>> start

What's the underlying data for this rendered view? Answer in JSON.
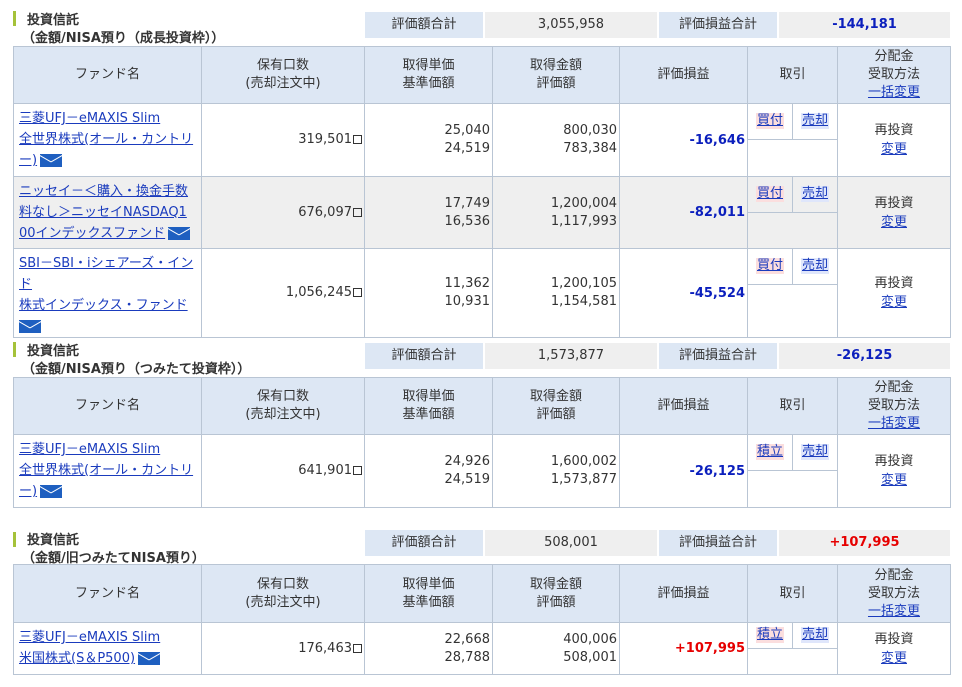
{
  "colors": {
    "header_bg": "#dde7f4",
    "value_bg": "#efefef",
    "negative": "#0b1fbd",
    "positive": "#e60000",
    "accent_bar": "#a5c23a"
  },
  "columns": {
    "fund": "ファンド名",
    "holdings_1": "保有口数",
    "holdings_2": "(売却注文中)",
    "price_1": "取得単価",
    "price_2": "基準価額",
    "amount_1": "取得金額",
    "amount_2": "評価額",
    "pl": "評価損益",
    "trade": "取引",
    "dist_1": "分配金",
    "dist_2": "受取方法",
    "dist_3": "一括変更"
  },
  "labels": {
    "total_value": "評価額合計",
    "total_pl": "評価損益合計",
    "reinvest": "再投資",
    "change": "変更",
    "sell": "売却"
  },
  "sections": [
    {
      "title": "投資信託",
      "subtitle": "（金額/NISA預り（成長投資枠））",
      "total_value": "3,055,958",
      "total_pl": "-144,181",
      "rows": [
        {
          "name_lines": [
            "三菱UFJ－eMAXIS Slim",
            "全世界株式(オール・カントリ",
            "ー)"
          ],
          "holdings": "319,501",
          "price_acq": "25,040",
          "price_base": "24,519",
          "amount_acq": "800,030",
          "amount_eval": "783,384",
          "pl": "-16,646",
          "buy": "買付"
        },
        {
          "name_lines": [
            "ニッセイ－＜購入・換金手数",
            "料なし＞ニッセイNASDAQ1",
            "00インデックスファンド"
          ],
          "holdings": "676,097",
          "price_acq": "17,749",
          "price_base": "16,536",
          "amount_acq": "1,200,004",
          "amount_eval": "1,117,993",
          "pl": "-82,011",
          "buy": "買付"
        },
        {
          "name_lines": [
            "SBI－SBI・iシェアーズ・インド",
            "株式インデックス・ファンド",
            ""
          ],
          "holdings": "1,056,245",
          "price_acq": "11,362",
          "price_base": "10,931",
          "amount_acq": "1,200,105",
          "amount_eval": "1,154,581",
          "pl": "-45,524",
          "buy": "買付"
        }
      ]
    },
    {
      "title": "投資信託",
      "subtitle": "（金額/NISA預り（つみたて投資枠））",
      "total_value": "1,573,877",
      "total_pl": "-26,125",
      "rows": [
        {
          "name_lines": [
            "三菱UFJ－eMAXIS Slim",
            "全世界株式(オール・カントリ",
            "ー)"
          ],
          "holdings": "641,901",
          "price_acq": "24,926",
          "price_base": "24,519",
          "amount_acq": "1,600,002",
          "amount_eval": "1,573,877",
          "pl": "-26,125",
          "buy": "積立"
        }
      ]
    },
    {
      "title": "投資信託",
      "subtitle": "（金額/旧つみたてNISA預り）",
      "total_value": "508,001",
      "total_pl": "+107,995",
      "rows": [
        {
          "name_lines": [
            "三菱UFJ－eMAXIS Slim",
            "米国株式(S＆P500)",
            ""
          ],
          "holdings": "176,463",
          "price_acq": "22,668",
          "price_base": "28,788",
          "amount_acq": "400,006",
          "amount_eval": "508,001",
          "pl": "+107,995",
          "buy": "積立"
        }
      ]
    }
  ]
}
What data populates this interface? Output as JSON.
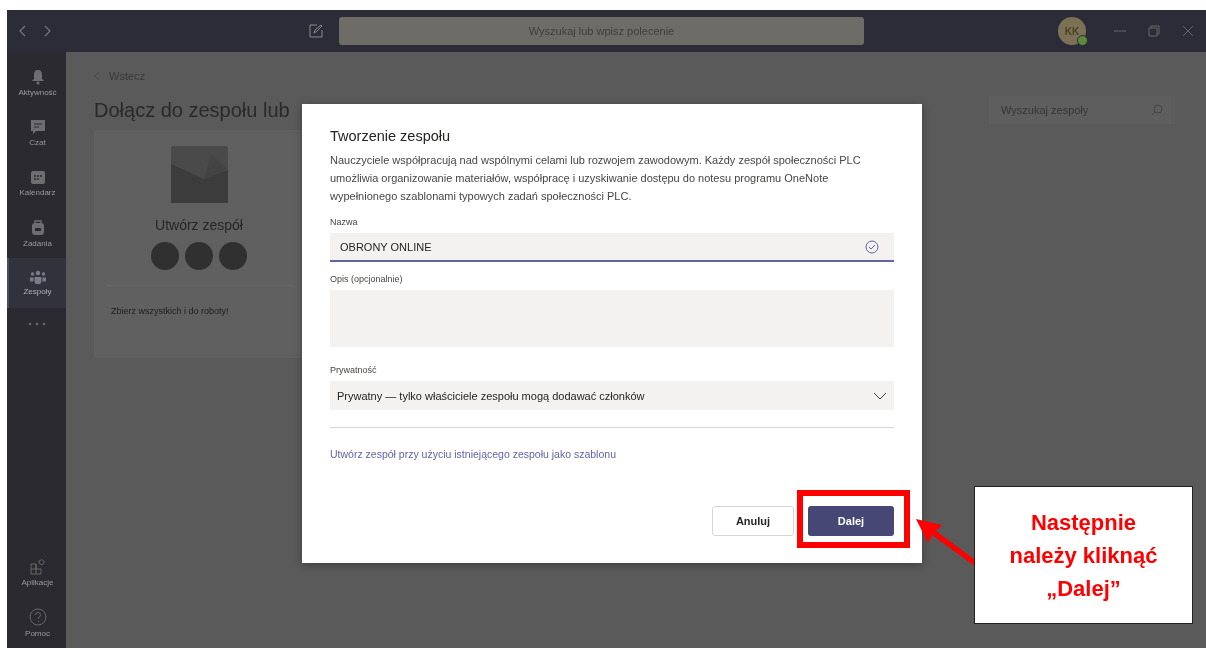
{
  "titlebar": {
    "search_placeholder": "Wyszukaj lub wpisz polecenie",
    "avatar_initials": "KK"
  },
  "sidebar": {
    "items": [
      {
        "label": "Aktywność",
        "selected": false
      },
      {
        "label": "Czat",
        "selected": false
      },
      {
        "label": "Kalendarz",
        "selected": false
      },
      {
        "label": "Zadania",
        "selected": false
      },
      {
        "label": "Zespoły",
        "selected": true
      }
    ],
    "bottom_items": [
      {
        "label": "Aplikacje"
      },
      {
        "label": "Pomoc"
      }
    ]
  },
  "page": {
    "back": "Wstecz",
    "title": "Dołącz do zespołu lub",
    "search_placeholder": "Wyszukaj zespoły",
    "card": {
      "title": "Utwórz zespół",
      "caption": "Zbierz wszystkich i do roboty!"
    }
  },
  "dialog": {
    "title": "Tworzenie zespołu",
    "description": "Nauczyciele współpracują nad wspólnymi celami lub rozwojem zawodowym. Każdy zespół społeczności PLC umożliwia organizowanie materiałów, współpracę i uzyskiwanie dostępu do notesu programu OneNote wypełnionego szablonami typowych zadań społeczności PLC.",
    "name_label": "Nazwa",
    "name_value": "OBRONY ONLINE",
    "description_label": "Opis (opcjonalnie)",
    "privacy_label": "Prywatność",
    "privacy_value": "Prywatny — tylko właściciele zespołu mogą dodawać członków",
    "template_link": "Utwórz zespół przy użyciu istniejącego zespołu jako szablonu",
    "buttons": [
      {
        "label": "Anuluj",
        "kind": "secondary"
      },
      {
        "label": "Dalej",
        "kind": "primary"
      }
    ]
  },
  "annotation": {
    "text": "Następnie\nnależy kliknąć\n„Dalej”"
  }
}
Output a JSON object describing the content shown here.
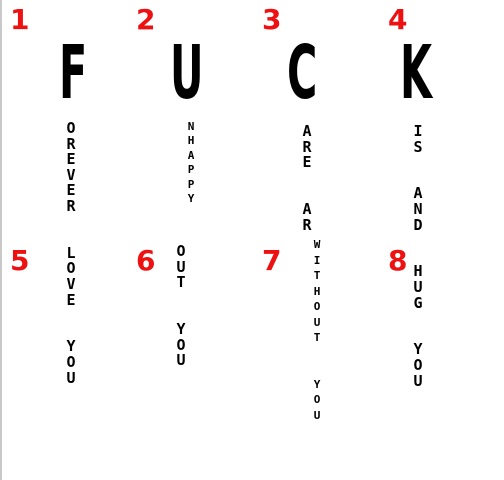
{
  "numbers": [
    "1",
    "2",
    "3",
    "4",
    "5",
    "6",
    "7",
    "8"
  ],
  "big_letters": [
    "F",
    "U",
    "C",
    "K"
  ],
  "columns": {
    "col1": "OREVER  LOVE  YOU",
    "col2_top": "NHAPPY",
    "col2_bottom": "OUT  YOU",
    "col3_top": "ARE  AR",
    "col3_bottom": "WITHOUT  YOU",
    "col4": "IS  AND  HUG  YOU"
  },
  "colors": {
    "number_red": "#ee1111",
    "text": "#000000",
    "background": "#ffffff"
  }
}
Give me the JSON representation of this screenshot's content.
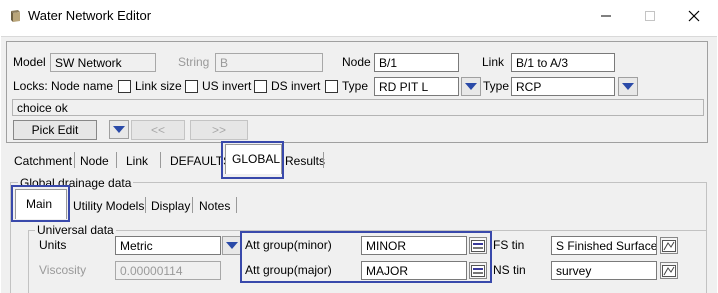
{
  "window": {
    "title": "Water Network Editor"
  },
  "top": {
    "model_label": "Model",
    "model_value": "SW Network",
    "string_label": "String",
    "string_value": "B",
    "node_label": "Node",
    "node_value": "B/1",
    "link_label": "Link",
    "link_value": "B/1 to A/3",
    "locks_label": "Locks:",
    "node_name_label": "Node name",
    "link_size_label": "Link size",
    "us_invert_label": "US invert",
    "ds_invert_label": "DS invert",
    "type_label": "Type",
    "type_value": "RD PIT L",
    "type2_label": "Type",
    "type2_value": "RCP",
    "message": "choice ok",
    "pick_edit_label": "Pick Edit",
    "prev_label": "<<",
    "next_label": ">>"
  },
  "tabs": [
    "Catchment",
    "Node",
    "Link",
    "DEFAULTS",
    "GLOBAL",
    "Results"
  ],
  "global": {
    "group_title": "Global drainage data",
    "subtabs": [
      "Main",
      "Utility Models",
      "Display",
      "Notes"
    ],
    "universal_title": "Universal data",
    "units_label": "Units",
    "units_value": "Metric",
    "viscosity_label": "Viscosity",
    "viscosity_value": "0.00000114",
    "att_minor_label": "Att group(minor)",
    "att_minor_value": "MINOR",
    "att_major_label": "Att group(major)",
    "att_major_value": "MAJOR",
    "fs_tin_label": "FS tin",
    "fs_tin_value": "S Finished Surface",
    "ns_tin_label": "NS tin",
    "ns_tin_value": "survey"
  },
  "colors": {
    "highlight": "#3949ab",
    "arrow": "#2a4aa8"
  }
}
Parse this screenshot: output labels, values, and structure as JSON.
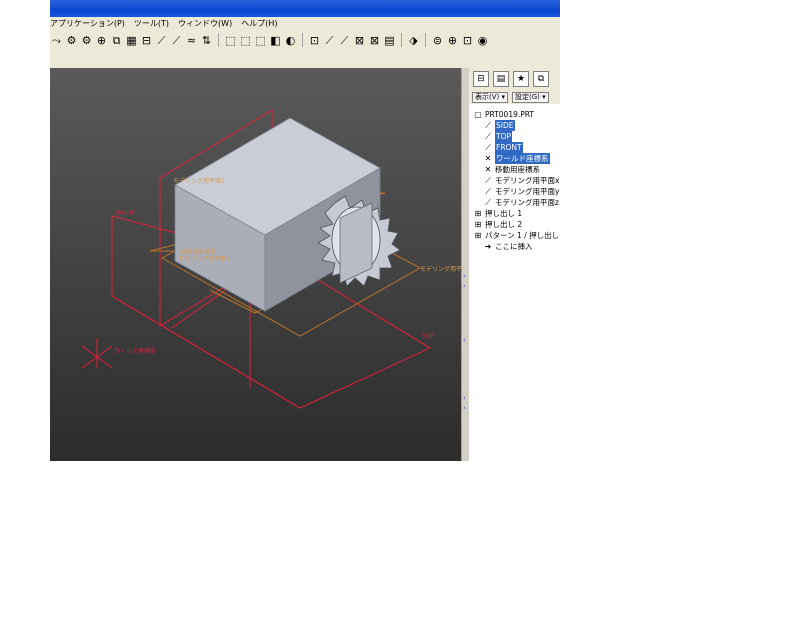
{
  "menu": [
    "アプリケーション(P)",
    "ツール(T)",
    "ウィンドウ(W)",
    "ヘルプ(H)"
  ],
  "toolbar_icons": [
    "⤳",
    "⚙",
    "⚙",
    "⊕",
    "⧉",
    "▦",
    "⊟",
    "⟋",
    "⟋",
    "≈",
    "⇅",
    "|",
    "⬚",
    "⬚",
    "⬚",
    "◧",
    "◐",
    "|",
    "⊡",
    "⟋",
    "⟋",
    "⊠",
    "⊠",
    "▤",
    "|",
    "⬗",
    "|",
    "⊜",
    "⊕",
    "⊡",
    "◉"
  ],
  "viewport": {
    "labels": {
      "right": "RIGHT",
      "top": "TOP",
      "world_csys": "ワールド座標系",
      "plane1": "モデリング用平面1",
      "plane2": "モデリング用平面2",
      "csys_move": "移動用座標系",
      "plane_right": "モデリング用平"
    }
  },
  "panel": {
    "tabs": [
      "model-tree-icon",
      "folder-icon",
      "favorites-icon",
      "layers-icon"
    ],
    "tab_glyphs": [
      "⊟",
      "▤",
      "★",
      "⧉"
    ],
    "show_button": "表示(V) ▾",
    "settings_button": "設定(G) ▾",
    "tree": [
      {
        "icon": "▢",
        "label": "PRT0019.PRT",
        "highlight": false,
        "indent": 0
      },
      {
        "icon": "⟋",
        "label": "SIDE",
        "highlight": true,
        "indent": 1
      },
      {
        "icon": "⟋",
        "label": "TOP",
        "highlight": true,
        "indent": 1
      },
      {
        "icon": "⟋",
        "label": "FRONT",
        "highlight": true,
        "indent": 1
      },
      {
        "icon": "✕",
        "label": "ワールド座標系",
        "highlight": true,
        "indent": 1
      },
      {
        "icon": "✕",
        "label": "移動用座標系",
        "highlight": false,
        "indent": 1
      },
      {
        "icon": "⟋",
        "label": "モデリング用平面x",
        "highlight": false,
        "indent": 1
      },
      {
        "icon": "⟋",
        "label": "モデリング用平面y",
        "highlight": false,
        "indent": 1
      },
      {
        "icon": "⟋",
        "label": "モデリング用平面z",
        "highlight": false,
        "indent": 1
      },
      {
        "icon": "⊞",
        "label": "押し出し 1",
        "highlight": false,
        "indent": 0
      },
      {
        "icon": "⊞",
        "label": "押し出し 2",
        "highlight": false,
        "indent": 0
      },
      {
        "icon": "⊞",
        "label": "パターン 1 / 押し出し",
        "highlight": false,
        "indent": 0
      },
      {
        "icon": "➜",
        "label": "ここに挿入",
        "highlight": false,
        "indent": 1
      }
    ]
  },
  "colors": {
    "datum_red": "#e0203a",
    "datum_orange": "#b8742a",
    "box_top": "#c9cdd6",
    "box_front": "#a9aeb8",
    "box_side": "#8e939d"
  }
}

>> end

__Exercise__.
Using the material above, report each line where "invert" occurs.

__Problem solution__.
    "us_invert_label": "US invert",
    "ds_invert_label": "DS invert",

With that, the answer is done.